-- begin --

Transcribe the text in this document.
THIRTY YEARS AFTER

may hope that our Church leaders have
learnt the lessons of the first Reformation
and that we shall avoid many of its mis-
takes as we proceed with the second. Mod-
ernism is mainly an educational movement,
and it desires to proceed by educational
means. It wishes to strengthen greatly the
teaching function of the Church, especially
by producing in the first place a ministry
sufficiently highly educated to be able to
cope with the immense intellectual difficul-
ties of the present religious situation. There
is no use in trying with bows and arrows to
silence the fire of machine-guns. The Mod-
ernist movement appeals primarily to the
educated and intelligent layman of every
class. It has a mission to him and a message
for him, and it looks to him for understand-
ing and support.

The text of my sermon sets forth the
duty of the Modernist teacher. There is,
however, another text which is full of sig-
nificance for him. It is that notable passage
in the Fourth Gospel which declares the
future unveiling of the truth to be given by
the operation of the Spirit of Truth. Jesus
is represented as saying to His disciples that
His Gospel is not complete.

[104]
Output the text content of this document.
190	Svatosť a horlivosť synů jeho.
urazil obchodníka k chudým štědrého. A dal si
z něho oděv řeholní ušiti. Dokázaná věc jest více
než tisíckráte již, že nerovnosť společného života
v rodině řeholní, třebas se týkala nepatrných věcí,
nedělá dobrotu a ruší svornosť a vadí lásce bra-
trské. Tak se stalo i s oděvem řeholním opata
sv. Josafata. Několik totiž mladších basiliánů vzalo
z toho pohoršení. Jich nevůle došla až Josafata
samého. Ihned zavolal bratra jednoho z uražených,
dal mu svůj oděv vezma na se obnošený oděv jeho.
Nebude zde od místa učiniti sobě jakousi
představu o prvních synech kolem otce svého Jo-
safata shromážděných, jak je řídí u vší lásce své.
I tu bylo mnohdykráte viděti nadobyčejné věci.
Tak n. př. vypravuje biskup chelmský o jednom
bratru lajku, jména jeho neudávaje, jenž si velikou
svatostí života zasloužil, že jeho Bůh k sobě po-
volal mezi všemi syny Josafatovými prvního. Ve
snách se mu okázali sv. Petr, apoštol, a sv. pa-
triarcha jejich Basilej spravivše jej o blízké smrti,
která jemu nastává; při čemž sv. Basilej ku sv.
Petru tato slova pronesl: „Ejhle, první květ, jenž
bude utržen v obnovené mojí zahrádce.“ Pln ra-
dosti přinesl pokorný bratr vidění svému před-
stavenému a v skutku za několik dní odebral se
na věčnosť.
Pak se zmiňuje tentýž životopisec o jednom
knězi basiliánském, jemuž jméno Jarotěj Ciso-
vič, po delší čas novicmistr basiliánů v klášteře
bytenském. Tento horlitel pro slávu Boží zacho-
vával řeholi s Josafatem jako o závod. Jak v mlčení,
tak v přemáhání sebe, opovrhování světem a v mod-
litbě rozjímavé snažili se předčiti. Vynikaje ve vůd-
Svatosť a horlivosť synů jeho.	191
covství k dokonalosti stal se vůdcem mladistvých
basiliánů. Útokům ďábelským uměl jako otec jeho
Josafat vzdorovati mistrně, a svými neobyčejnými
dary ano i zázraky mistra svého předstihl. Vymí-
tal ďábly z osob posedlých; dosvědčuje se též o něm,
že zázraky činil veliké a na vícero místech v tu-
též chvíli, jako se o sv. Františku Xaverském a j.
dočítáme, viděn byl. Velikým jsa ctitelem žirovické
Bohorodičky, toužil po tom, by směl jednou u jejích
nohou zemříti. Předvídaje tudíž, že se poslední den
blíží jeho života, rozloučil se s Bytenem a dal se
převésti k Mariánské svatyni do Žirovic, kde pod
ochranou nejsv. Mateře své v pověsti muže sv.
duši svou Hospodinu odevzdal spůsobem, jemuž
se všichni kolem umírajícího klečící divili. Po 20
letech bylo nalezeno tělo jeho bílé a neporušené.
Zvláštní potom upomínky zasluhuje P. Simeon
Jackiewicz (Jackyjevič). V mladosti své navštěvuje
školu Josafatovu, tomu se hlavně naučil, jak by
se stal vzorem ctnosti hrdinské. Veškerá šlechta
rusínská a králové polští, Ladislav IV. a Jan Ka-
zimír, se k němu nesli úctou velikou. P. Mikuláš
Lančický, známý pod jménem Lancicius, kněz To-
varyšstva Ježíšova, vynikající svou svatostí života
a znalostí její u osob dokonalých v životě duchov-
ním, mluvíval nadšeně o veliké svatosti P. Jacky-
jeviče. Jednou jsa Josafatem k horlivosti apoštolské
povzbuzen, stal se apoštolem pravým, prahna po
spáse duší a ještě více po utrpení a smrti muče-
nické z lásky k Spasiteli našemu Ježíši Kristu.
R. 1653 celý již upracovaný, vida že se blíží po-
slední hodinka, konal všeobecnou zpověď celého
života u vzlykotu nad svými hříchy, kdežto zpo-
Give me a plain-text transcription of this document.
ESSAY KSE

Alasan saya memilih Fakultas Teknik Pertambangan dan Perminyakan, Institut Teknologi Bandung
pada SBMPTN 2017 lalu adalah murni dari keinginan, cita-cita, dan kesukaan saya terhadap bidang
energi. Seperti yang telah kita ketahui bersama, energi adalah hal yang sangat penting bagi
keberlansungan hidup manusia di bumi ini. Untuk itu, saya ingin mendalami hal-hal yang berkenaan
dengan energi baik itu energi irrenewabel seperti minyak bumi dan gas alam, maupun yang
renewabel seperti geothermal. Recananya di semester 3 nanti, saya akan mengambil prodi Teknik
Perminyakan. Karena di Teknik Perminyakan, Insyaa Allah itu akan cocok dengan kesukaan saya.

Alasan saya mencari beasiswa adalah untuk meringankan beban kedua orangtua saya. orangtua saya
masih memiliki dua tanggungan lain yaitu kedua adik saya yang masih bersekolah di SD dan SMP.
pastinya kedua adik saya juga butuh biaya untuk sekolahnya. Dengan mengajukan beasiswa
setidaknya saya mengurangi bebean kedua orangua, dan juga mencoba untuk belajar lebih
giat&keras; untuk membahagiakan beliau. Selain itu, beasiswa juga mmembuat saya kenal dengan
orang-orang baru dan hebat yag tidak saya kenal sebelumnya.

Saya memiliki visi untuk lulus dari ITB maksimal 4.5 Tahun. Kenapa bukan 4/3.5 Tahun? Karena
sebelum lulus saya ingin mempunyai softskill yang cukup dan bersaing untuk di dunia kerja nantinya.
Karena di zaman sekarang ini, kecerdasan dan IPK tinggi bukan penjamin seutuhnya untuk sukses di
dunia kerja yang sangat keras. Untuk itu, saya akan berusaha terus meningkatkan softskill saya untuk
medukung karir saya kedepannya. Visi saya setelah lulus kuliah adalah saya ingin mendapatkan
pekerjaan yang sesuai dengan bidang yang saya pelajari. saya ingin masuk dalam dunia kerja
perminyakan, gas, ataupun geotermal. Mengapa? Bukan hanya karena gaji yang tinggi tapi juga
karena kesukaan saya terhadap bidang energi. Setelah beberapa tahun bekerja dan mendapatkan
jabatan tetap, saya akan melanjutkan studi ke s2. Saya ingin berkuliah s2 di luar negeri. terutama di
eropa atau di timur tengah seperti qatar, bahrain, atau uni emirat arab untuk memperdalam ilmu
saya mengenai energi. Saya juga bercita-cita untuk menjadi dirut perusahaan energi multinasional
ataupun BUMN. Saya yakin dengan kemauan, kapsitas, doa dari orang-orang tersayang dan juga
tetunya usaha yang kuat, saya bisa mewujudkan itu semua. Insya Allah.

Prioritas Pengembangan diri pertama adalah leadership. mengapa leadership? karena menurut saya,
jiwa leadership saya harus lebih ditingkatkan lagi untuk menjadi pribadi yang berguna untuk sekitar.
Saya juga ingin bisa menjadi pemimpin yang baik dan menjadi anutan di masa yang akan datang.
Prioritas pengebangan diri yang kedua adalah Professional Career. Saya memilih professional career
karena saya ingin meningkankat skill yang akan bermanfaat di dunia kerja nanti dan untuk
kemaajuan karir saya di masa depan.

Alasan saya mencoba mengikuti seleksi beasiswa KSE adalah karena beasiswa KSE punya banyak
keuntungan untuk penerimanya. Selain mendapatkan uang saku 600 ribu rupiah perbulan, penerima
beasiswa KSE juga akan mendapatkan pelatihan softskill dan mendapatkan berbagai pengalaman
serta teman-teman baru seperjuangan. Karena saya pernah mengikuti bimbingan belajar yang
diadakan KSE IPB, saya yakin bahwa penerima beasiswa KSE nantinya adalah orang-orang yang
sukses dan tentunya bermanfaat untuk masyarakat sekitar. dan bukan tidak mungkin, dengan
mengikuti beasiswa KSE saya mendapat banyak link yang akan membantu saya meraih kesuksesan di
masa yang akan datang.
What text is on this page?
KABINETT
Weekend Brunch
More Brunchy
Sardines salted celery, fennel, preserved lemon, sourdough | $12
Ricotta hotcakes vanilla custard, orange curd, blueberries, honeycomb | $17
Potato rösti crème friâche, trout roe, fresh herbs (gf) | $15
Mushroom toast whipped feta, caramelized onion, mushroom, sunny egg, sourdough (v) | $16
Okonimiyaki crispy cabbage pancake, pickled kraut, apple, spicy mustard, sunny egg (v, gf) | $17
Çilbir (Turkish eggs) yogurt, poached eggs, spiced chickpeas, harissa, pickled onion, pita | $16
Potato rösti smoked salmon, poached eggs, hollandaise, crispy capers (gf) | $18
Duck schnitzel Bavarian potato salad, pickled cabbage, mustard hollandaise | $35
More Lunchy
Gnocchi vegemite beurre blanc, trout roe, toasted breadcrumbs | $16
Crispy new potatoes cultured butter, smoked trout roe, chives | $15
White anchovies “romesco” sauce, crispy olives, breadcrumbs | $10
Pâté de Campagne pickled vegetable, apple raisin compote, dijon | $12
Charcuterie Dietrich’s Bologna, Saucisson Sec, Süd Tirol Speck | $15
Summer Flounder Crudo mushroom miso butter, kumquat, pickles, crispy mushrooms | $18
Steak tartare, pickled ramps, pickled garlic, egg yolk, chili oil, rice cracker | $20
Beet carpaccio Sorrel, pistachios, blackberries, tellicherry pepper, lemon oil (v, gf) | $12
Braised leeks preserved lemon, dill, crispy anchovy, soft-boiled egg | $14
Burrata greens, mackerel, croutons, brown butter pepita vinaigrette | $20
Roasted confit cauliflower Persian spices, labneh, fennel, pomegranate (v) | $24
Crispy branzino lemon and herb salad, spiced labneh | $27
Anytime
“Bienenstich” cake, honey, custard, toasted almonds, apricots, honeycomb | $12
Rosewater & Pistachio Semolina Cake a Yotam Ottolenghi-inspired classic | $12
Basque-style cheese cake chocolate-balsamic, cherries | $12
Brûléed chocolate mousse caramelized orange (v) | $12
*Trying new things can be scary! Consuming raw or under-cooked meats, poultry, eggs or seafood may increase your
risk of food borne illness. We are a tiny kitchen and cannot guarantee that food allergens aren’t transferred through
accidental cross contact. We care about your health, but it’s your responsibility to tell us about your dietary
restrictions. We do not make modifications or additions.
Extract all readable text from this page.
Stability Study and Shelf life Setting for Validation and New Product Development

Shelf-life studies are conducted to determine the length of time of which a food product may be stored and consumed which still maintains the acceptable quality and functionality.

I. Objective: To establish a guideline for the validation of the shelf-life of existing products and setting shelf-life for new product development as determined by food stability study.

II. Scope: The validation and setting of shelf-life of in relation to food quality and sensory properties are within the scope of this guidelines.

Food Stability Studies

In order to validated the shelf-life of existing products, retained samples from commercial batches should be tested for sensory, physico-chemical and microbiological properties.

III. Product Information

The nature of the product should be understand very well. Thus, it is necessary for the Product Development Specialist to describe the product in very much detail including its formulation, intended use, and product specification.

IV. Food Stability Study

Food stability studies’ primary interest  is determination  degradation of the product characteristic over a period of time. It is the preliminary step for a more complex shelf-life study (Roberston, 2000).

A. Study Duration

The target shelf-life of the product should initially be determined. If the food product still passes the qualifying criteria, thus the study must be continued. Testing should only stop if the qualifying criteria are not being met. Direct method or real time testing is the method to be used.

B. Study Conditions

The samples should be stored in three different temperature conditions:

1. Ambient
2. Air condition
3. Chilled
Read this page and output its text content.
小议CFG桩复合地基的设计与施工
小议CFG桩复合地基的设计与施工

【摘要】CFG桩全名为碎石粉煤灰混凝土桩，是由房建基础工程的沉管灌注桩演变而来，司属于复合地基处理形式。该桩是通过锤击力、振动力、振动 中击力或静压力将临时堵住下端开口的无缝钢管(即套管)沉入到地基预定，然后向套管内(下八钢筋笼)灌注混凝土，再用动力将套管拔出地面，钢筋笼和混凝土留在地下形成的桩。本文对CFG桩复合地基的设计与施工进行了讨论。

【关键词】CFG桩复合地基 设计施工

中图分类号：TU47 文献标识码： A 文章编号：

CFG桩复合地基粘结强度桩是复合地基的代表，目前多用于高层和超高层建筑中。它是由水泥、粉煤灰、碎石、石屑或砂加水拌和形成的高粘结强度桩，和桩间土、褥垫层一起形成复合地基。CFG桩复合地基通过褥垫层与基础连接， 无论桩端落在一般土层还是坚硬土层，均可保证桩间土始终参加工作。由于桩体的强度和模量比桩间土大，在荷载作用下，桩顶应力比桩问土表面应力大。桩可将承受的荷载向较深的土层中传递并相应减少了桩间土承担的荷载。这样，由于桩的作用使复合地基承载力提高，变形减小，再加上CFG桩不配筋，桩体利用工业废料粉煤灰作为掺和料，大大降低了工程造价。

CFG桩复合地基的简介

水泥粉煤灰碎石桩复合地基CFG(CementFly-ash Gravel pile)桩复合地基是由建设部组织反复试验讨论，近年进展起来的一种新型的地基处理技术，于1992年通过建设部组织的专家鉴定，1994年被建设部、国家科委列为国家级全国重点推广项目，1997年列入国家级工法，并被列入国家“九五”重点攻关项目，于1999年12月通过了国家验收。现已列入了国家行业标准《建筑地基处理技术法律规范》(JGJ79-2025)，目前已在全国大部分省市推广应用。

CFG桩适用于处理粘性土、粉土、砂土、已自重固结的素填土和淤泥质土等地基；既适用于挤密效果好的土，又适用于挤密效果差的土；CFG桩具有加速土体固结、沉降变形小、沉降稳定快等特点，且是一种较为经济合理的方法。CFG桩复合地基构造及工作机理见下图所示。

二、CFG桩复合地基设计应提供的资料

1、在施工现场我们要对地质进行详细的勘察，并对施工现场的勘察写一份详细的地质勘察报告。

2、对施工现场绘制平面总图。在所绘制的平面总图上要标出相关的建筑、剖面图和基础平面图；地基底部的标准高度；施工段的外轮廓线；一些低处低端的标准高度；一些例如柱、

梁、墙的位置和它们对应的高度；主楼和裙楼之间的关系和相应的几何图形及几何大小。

-- end --

• **Work to do**
Pick out and copy the lines of the entries that hold the string "breadcrumbs".

• **Full response**
Gnocchi vegemite beurre blanc, trout roe, toasted breadcrumbs | $16
White anchovies “romesco” sauce, crispy olives, breadcrumbs | $10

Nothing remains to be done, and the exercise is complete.